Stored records
==========

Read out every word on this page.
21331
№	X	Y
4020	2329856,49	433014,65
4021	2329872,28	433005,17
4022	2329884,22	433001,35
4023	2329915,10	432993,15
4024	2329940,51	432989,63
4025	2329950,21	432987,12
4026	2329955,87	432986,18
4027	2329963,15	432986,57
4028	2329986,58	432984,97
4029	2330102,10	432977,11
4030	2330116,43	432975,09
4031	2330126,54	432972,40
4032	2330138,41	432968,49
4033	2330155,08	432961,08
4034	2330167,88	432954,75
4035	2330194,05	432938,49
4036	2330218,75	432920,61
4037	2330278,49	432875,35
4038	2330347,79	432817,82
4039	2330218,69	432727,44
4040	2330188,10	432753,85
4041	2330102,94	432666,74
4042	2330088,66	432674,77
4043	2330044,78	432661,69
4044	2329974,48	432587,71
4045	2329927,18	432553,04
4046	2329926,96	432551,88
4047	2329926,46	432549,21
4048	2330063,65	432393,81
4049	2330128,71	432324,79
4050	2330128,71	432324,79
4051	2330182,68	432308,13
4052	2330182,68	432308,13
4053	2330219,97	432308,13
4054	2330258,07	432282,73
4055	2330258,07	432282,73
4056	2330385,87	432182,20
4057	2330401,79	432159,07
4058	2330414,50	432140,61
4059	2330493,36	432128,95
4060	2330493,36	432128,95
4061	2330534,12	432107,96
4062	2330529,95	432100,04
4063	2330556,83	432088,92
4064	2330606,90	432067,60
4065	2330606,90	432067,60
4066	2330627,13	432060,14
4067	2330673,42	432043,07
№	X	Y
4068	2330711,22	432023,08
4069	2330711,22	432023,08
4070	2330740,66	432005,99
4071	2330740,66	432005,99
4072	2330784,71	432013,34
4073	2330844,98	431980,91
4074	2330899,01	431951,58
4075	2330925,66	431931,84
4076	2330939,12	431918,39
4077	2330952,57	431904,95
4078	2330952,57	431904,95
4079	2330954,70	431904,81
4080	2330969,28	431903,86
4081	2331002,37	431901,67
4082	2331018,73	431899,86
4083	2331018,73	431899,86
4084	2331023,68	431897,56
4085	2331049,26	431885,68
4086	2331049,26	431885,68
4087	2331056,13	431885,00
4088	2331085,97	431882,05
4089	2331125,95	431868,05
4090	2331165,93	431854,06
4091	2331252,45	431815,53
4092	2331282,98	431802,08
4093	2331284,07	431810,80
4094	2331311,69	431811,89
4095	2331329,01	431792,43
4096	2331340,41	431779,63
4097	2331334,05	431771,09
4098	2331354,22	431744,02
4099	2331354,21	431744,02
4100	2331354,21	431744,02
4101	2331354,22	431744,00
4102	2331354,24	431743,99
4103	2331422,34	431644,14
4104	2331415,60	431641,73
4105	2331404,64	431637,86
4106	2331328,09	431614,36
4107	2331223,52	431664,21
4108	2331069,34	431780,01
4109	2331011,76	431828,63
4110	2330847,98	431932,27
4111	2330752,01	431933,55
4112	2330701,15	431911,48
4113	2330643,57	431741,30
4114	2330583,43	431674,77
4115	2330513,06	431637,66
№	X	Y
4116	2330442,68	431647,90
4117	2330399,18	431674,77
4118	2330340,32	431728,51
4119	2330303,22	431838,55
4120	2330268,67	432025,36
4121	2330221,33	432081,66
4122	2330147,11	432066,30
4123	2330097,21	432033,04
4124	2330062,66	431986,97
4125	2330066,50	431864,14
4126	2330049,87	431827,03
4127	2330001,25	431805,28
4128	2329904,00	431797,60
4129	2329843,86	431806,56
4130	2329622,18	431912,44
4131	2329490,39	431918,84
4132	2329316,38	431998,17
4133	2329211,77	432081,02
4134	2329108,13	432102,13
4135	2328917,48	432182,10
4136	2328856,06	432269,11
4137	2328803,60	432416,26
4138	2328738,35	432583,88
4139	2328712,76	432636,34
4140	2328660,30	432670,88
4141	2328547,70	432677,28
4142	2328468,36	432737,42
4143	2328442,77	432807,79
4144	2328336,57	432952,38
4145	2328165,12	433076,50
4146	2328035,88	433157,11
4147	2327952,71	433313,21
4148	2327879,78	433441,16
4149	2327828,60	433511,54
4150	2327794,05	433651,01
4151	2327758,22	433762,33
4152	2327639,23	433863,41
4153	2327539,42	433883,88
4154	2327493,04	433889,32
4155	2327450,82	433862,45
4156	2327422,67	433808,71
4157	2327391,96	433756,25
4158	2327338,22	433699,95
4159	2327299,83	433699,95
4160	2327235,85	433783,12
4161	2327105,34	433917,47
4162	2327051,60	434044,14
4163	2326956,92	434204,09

==========

TO DO:
Write the data out again in full and exactly.

SOLUTION FOR THIS EXERCISE:
Read out every word on this page.
21331
№	X	Y
4020	2329856,49	433014,65
4021	2329872,28	433005,17
4022	2329884,22	433001,35
4023	2329915,10	432993,15
4024	2329940,51	432989,63
4025	2329950,21	432987,12
4026	2329955,87	432986,18
4027	2329963,15	432986,57
4028	2329986,58	432984,97
4029	2330102,10	432977,11
4030	2330116,43	432975,09
4031	2330126,54	432972,40
4032	2330138,41	432968,49
4033	2330155,08	432961,08
4034	2330167,88	432954,75
4035	2330194,05	432938,49
4036	2330218,75	432920,61
4037	2330278,49	432875,35
4038	2330347,79	432817,82
4039	2330218,69	432727,44
4040	2330188,10	432753,85
4041	2330102,94	432666,74
4042	2330088,66	432674,77
4043	2330044,78	432661,69
4044	2329974,48	432587,71
4045	2329927,18	432553,04
4046	2329926,96	432551,88
4047	2329926,46	432549,21
4048	2330063,65	432393,81
4049	2330128,71	432324,79
4050	2330128,71	432324,79
4051	2330182,68	432308,13
4052	2330182,68	432308,13
4053	2330219,97	432308,13
4054	2330258,07	432282,73
4055	2330258,07	432282,73
4056	2330385,87	432182,20
4057	2330401,79	432159,07
4058	2330414,50	432140,61
4059	2330493,36	432128,95
4060	2330493,36	432128,95
4061	2330534,12	432107,96
4062	2330529,95	432100,04
4063	2330556,83	432088,92
4064	2330606,90	432067,60
4065	2330606,90	432067,60
4066	2330627,13	432060,14
4067	2330673,42	432043,07
№	X	Y
4068	2330711,22	432023,08
4069	2330711,22	432023,08
4070	2330740,66	432005,99
4071	2330740,66	432005,99
4072	2330784,71	432013,34
4073	2330844,98	431980,91
4074	2330899,01	431951,58
4075	2330925,66	431931,84
4076	2330939,12	431918,39
4077	2330952,57	431904,95
4078	2330952,57	431904,95
4079	2330954,70	431904,81
4080	2330969,28	431903,86
4081	2331002,37	431901,67
4082	2331018,73	431899,86
4083	2331018,73	431899,86
4084	2331023,68	431897,56
4085	2331049,26	431885,68
4086	2331049,26	431885,68
4087	2331056,13	431885,00
4088	2331085,97	431882,05
4089	2331125,95	431868,05
4090	2331165,93	431854,06
4091	2331252,45	431815,53
4092	2331282,98	431802,08
4093	2331284,07	431810,80
4094	2331311,69	431811,89
4095	2331329,01	431792,43
4096	2331340,41	431779,63
4097	2331334,05	431771,09
4098	2331354,22	431744,02
4099	2331354,21	431744,02
4100	2331354,21	431744,02
4101	2331354,22	431744,00
4102	2331354,24	431743,99
4103	2331422,34	431644,14
4104	2331415,60	431641,73
4105	2331404,64	431637,86
4106	2331328,09	431614,36
4107	2331223,52	431664,21
4108	2331069,34	431780,01
4109	2331011,76	431828,63
4110	2330847,98	431932,27
4111	2330752,01	431933,55
4112	2330701,15	431911,48
4113	2330643,57	431741,30
4114	2330583,43	431674,77
4115	2330513,06	431637,66
№	X	Y
4116	2330442,68	431647,90
4117	2330399,18	431674,77
4118	2330340,32	431728,51
4119	2330303,22	431838,55
4120	2330268,67	432025,36
4121	2330221,33	432081,66
4122	2330147,11	432066,30
4123	2330097,21	432033,04
4124	2330062,66	431986,97
4125	2330066,50	431864,14
4126	2330049,87	431827,03
4127	2330001,25	431805,28
4128	2329904,00	431797,60
4129	2329843,86	431806,56
4130	2329622,18	431912,44
4131	2329490,39	431918,84
4132	2329316,38	431998,17
4133	2329211,77	432081,02
4134	2329108,13	432102,13
4135	2328917,48	432182,10
4136	2328856,06	432269,11
4137	2328803,60	432416,26
4138	2328738,35	432583,88
4139	2328712,76	432636,34
4140	2328660,30	432670,88
4141	2328547,70	432677,28
4142	2328468,36	432737,42
4143	2328442,77	432807,79
4144	2328336,57	432952,38
4145	2328165,12	433076,50
4146	2328035,88	433157,11
4147	2327952,71	433313,21
4148	2327879,78	433441,16
4149	2327828,60	433511,54
4150	2327794,05	433651,01
4151	2327758,22	433762,33
4152	2327639,23	433863,41
4153	2327539,42	433883,88
4154	2327493,04	433889,32
4155	2327450,82	433862,45
4156	2327422,67	433808,71
4157	2327391,96	433756,25
4158	2327338,22	433699,95
4159	2327299,83	433699,95
4160	2327235,85	433783,12
4161	2327105,34	433917,47
4162	2327051,60	434044,14
4163	2326956,92	434204,09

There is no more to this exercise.